Transcribe the records that follow, preserving every word.

[Dataset excerpts]
::::
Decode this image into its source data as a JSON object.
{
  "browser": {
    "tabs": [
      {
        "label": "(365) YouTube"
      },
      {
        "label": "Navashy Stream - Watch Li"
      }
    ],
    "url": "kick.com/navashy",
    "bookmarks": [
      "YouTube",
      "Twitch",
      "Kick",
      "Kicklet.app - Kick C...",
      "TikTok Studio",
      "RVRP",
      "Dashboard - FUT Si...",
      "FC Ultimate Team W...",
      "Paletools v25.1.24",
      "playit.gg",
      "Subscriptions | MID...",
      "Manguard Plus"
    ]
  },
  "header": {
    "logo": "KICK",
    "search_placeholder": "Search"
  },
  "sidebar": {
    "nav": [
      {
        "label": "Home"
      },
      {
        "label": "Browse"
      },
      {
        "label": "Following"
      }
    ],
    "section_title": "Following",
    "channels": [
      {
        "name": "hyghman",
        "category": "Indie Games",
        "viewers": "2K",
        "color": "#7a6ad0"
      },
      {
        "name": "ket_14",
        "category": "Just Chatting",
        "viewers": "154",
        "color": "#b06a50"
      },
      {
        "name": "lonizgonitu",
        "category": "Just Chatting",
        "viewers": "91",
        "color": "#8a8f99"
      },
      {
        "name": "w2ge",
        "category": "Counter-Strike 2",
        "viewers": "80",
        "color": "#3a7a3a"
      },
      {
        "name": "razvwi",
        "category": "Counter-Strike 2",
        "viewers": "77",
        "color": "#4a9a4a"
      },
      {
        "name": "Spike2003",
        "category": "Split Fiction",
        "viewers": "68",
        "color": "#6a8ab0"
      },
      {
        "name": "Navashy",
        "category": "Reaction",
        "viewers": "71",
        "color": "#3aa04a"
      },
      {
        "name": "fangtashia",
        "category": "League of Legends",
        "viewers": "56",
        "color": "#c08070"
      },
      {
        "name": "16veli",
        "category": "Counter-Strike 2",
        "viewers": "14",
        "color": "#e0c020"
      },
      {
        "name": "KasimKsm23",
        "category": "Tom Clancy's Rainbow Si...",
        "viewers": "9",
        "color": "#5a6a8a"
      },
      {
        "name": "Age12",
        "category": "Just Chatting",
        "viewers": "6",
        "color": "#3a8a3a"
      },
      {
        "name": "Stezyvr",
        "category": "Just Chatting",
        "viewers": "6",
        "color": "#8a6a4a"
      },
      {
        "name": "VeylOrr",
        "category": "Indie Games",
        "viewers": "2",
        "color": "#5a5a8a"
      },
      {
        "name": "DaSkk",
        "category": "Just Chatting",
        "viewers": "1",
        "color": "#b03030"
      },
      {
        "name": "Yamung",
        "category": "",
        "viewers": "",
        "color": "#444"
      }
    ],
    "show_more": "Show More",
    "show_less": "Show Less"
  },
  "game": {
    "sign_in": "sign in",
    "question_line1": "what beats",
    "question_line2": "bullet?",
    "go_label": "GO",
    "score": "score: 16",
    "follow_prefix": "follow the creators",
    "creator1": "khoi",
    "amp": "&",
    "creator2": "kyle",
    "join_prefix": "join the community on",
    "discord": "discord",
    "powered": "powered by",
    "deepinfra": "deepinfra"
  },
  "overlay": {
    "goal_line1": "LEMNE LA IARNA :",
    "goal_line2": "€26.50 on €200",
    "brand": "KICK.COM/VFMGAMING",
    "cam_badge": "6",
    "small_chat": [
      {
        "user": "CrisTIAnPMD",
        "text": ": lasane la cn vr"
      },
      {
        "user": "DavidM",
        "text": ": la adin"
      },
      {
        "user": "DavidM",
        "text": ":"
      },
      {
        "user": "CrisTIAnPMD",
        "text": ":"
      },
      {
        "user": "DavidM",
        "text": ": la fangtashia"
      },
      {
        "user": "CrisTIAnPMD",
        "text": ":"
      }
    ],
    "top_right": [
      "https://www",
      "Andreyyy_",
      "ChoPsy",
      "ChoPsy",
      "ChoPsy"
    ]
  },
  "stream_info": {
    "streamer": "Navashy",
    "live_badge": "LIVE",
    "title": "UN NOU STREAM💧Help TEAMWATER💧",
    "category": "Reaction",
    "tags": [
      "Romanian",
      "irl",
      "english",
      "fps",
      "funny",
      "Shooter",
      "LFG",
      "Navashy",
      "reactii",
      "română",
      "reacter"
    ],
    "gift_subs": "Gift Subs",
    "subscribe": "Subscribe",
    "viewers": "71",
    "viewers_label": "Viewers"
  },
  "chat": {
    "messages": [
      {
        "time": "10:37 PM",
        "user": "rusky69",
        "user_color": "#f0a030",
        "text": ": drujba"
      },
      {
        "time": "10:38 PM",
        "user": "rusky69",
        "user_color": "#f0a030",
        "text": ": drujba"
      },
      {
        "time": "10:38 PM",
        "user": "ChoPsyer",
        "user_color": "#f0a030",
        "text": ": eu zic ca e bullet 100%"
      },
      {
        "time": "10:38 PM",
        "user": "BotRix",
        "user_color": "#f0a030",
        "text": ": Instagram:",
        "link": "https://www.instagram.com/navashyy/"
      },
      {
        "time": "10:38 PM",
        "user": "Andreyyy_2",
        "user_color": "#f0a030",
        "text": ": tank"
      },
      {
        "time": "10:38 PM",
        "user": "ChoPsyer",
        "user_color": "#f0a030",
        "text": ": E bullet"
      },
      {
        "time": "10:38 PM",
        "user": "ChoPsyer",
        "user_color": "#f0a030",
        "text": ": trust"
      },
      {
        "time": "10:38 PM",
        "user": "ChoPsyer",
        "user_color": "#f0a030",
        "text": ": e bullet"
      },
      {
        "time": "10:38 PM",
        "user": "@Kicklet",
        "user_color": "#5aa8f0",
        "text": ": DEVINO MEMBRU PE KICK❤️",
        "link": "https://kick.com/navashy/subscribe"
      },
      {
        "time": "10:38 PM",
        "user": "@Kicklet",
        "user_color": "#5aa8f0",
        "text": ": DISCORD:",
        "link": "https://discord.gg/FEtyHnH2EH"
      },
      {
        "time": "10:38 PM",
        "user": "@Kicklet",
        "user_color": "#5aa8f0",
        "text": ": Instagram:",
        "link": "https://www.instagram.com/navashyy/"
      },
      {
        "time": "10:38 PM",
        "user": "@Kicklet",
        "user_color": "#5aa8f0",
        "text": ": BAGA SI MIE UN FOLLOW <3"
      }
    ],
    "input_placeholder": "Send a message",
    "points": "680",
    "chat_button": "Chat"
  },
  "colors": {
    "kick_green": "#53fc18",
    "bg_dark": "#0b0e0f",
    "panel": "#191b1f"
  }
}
::::
> ANSWER BELOW
Decode this image into its source data as a JSON object.
{
  "browser": {
    "tabs": [
      {
        "label": "(365) YouTube"
      },
      {
        "label": "Navashy Stream - Watch Li"
      }
    ],
    "url": "kick.com/navashy",
    "bookmarks": [
      "YouTube",
      "Twitch",
      "Kick",
      "Kicklet.app - Kick C...",
      "TikTok Studio",
      "RVRP",
      "Dashboard - FUT Si...",
      "FC Ultimate Team W...",
      "Paletools v25.1.24",
      "playit.gg",
      "Subscriptions | MID...",
      "Manguard Plus"
    ]
  },
  "header": {
    "logo": "KICK",
    "search_placeholder": "Search"
  },
  "sidebar": {
    "nav": [
      {
        "label": "Home"
      },
      {
        "label": "Browse"
      },
      {
        "label": "Following"
      }
    ],
    "section_title": "Following",
    "channels": [
      {
        "name": "hyghman",
        "category": "Indie Games",
        "viewers": "2K",
        "color": "#7a6ad0"
      },
      {
        "name": "ket_14",
        "category": "Just Chatting",
        "viewers": "154",
        "color": "#b06a50"
      },
      {
        "name": "lonizgonitu",
        "category": "Just Chatting",
        "viewers": "91",
        "color": "#8a8f99"
      },
      {
        "name": "w2ge",
        "category": "Counter-Strike 2",
        "viewers": "80",
        "color": "#3a7a3a"
      },
      {
        "name": "razvwi",
        "category": "Counter-Strike 2",
        "viewers": "77",
        "color": "#4a9a4a"
      },
      {
        "name": "Spike2003",
        "category": "Split Fiction",
        "viewers": "68",
        "color": "#6a8ab0"
      },
      {
        "name": "Navashy",
        "category": "Reaction",
        "viewers": "71",
        "color": "#3aa04a"
      },
      {
        "name": "fangtashia",
        "category": "League of Legends",
        "viewers": "56",
        "color": "#c08070"
      },
      {
        "name": "16veli",
        "category": "Counter-Strike 2",
        "viewers": "14",
        "color": "#e0c020"
      },
      {
        "name": "KasimKsm23",
        "category": "Tom Clancy's Rainbow Si...",
        "viewers": "9",
        "color": "#5a6a8a"
      },
      {
        "name": "Age12",
        "category": "Just Chatting",
        "viewers": "6",
        "color": "#3a8a3a"
      },
      {
        "name": "Stezyvr",
        "category": "Just Chatting",
        "viewers": "6",
        "color": "#8a6a4a"
      },
      {
        "name": "VeylOrr",
        "category": "Indie Games",
        "viewers": "2",
        "color": "#5a5a8a"
      },
      {
        "name": "DaSkk",
        "category": "Just Chatting",
        "viewers": "1",
        "color": "#b03030"
      },
      {
        "name": "Yamung",
        "category": "",
        "viewers": "",
        "color": "#444"
      }
    ],
    "show_more": "Show More",
    "show_less": "Show Less"
  },
  "game": {
    "sign_in": "sign in",
    "question_line1": "what beats",
    "question_line2": "bullet?",
    "go_label": "GO",
    "score": "score: 16",
    "follow_prefix": "follow the creators",
    "creator1": "khoi",
    "amp": "&",
    "creator2": "kyle",
    "join_prefix": "join the community on",
    "discord": "discord",
    "powered": "powered by",
    "deepinfra": "deepinfra"
  },
  "overlay": {
    "goal_line1": "LEMNE LA IARNA :",
    "goal_line2": "€26.50 on €200",
    "brand": "KICK.COM/VFMGAMING",
    "cam_badge": "6",
    "small_chat": [
      {
        "user": "CrisTIAnPMD",
        "text": ": lasane la cn vr"
      },
      {
        "user": "DavidM",
        "text": ": la adin"
      },
      {
        "user": "DavidM",
        "text": ":"
      },
      {
        "user": "CrisTIAnPMD",
        "text": ":"
      },
      {
        "user": "DavidM",
        "text": ": la fangtashia"
      },
      {
        "user": "CrisTIAnPMD",
        "text": ":"
      }
    ],
    "top_right": [
      "https://www",
      "Andreyyy_",
      "ChoPsy",
      "ChoPsy",
      "ChoPsy"
    ]
  },
  "stream_info": {
    "streamer": "Navashy",
    "live_badge": "LIVE",
    "title": "UN NOU STREAM💧Help TEAMWATER💧",
    "category": "Reaction",
    "tags": [
      "Romanian",
      "irl",
      "english",
      "fps",
      "funny",
      "Shooter",
      "LFG",
      "Navashy",
      "reactii",
      "română",
      "reacter"
    ],
    "gift_subs": "Gift Subs",
    "subscribe": "Subscribe",
    "viewers": "71",
    "viewers_label": "Viewers"
  },
  "chat": {
    "messages": [
      {
        "time": "10:37 PM",
        "user": "rusky69",
        "user_color": "#f0a030",
        "text": ": drujba"
      },
      {
        "time": "10:38 PM",
        "user": "rusky69",
        "user_color": "#f0a030",
        "text": ": drujba"
      },
      {
        "time": "10:38 PM",
        "user": "ChoPsyer",
        "user_color": "#f0a030",
        "text": ": eu zic ca e bullet 100%"
      },
      {
        "time": "10:38 PM",
        "user": "BotRix",
        "user_color": "#f0a030",
        "text": ": Instagram:",
        "link": "https://www.instagram.com/navashyy/"
      },
      {
        "time": "10:38 PM",
        "user": "Andreyyy_2",
        "user_color": "#f0a030",
        "text": ": tank"
      },
      {
        "time": "10:38 PM",
        "user": "ChoPsyer",
        "user_color": "#f0a030",
        "text": ": E bullet"
      },
      {
        "time": "10:38 PM",
        "user": "ChoPsyer",
        "user_color": "#f0a030",
        "text": ": trust"
      },
      {
        "time": "10:38 PM",
        "user": "ChoPsyer",
        "user_color": "#f0a030",
        "text": ": e bullet"
      },
      {
        "time": "10:38 PM",
        "user": "@Kicklet",
        "user_color": "#5aa8f0",
        "text": ": DEVINO MEMBRU PE KICK❤️",
        "link": "https://kick.com/navashy/subscribe"
      },
      {
        "time": "10:38 PM",
        "user": "@Kicklet",
        "user_color": "#5aa8f0",
        "text": ": DISCORD:",
        "link": "https://discord.gg/FEtyHnH2EH"
      },
      {
        "time": "10:38 PM",
        "user": "@Kicklet",
        "user_color": "#5aa8f0",
        "text": ": Instagram:",
        "link": "https://www.instagram.com/navashyy/"
      },
      {
        "time": "10:38 PM",
        "user": "@Kicklet",
        "user_color": "#5aa8f0",
        "text": ": BAGA SI MIE UN FOLLOW <3"
      }
    ],
    "input_placeholder": "Send a message",
    "points": "680",
    "chat_button": "Chat"
  },
  "colors": {
    "kick_green": "#53fc18",
    "bg_dark": "#0b0e0f",
    "panel": "#191b1f"
  }
}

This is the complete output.